*Provided text*:
§ §
# Calculating total derivative of multivariable function

• halleffect

#### halleffect

Homework Statement
Here is the full problem statement (with equations): https://i.imgur.com/z2SWodC.png The answer that I'm trying to derive is at the bottom.
Relevant Equations
All equations are also included in the above image (https://i.imgur.com/z2SWodC.png).
This isn't a homework problem exactly but my attempt to derive a result given in a textbook for myself. Below is my attempt at a solution, typed up elsewhere with nice formatting so didn't want to redo it all. Direct image link here. Would greatly appreciate if anyone has any pointers.  #### Attachments

Last edited by a moderator:
By ##I_0## and ##V_0## sum conditons, we know
$$i=2i_1-I_0=i(q_1)$$
$$v=2v_1-V_0=v(q_1)$$
They both are functions of variable ##q_1## only.
$$\frac{di}{dv}=\frac{\frac{di}{dq_1}} {\frac{dv}{dq_1}}=\frac{\frac{di_1}{dq_1}} {\frac{dv_1}{dq_1}}$$
we can calculate it.

Last edited:
• topsquark
By ##I_0## and ##V_0## sum conditons, we know
$$i=2i_1-I_0=i(q_1)$$
$$v=2v_1-V_0=v(q_1)$$
They both are functions of variable ##q_1## only.
$$\frac{di}{dv}=\frac{\frac{di}{dq_1}} {\frac{dv}{dq_1}}=\frac{\frac{di_1}{dq_1}} {\frac{dv_1}{dq_1}}$$
we can calculate it.

Thanks very much for the reply; with that info:

$$\frac{di_1}{dq_1} = 2q_1+1$$
$$\frac{dv_1}{dq_1} = U_T(\frac{2q_1+1}{q_1})$$

And from this I get

$$\frac{di}{dv}=\frac{ \frac{di_1}{dq_1} }{ \frac{dv_1}{dq_1} }= \frac{q_1}{U_T}$$

I'm not sure if this is correct. For one thing, I'm not sure how I could incorporate ##q_2## into the answer like the given one (which is ##\frac{2}{U_T}\frac{q_1 q_2}{q_1+q_2}##), although it does seem to make sense that it should be expressible through just one of the ##q##'s. Is there a way to show this to be equal to the given answer? (Assuming I haven't made an error here)
§ §
*Requirement A*:
Do these statements agree with the forum thread on the total derivative? Answer yes or no for each, and quote the deciding words.
(i) The poster says the problem is not exactly a homework problem.
(ii) The poster's own result includes ##q_2##.
(iii) The poster is sure the result is correct.
*Requirement B*:
In the forum thread on the total derivative, take the part that opens with the words containing "# Calculating total" and closes with "above image (https://i.imgur.com/z2SWodC.png).", and write it out again, substituting "complete problem statement" for "full problem statement".
§ §
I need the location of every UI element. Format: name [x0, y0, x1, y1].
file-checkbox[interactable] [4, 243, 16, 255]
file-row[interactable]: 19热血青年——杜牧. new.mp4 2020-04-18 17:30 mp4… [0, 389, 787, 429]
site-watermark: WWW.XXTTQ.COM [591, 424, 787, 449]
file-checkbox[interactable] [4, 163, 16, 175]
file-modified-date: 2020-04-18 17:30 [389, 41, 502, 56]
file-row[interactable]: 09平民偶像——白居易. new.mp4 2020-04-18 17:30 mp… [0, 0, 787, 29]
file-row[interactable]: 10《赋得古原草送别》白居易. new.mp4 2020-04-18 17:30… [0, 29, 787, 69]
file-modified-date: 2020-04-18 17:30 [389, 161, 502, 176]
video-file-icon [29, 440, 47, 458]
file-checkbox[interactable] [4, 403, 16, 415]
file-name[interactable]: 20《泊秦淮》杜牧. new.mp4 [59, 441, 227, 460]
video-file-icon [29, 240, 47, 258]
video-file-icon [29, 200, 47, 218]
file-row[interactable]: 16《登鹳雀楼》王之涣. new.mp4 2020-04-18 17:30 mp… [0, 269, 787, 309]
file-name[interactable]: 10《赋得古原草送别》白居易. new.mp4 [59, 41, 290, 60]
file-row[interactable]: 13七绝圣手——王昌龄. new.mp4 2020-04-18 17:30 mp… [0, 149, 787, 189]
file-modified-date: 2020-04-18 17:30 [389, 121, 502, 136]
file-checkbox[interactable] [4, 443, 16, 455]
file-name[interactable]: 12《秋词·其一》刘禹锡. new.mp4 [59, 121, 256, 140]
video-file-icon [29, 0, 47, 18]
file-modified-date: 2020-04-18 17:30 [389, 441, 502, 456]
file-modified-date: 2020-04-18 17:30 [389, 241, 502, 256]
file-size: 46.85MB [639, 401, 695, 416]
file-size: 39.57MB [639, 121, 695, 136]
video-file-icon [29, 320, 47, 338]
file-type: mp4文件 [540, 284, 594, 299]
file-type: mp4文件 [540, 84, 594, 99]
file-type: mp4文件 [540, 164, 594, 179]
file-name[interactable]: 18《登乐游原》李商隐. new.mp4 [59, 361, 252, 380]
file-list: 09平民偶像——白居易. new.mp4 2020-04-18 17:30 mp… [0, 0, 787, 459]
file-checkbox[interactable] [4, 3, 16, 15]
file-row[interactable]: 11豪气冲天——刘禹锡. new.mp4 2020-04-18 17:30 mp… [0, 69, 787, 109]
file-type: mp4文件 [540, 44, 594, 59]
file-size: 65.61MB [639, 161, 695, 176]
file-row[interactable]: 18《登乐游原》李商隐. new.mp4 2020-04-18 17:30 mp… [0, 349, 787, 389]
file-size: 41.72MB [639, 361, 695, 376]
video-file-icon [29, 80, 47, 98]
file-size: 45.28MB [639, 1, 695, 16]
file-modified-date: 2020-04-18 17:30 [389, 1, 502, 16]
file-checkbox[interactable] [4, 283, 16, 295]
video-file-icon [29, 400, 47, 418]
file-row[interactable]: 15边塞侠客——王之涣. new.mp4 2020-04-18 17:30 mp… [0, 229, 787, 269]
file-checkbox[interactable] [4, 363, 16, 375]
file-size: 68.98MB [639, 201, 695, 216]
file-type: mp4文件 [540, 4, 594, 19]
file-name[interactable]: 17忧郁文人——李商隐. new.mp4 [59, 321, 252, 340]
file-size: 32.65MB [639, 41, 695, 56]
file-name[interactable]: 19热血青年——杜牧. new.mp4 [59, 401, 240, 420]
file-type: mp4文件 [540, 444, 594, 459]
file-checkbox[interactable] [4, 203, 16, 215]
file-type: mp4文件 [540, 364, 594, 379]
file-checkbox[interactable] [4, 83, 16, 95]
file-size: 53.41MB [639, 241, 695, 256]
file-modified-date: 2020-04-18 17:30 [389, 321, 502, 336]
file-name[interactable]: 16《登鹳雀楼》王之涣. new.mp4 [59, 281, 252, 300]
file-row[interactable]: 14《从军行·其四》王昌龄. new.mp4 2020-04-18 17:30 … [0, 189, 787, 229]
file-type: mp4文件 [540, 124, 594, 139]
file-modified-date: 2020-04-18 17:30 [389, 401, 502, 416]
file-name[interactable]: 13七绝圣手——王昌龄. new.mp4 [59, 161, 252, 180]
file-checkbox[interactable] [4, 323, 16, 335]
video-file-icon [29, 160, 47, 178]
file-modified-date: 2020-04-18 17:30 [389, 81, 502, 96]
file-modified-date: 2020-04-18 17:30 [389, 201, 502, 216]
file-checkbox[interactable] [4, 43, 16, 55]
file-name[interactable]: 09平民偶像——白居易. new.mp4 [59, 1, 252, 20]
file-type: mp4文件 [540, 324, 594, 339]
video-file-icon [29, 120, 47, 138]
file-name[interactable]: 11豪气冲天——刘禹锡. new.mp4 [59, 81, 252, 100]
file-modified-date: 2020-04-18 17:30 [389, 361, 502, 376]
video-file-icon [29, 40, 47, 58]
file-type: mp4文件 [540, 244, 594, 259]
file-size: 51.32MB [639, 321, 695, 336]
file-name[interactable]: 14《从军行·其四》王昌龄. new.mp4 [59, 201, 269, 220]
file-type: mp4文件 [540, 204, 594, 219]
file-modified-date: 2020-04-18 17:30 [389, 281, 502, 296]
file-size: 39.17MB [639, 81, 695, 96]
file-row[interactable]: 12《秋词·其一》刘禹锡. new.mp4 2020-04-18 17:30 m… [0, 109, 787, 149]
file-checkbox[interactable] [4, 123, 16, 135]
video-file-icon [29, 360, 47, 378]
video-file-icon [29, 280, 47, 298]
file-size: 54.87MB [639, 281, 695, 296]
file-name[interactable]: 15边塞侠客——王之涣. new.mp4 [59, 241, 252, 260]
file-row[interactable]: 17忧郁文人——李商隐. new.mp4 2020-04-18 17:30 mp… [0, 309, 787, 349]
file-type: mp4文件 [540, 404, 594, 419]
§ §
*Response area A*:
(i) Yes: "This isn't a homework problem exactly"
(ii) No: "I'm not sure how I could incorporate ##q_2## into the answer like the given one"
(iii) No: "I'm not sure if this is correct."

*Response area B*:
# Calculating total derivative of multivariable function

• halleffect

#### halleffect

Homework Statement
Here is the complete problem statement (with equations): https://i.imgur.com/z2SWodC.png The answer that I'm trying to derive is at the bottom.
Relevant Equations
All equations are also included in the above image (https://i.imgur.com/z2SWodC.png).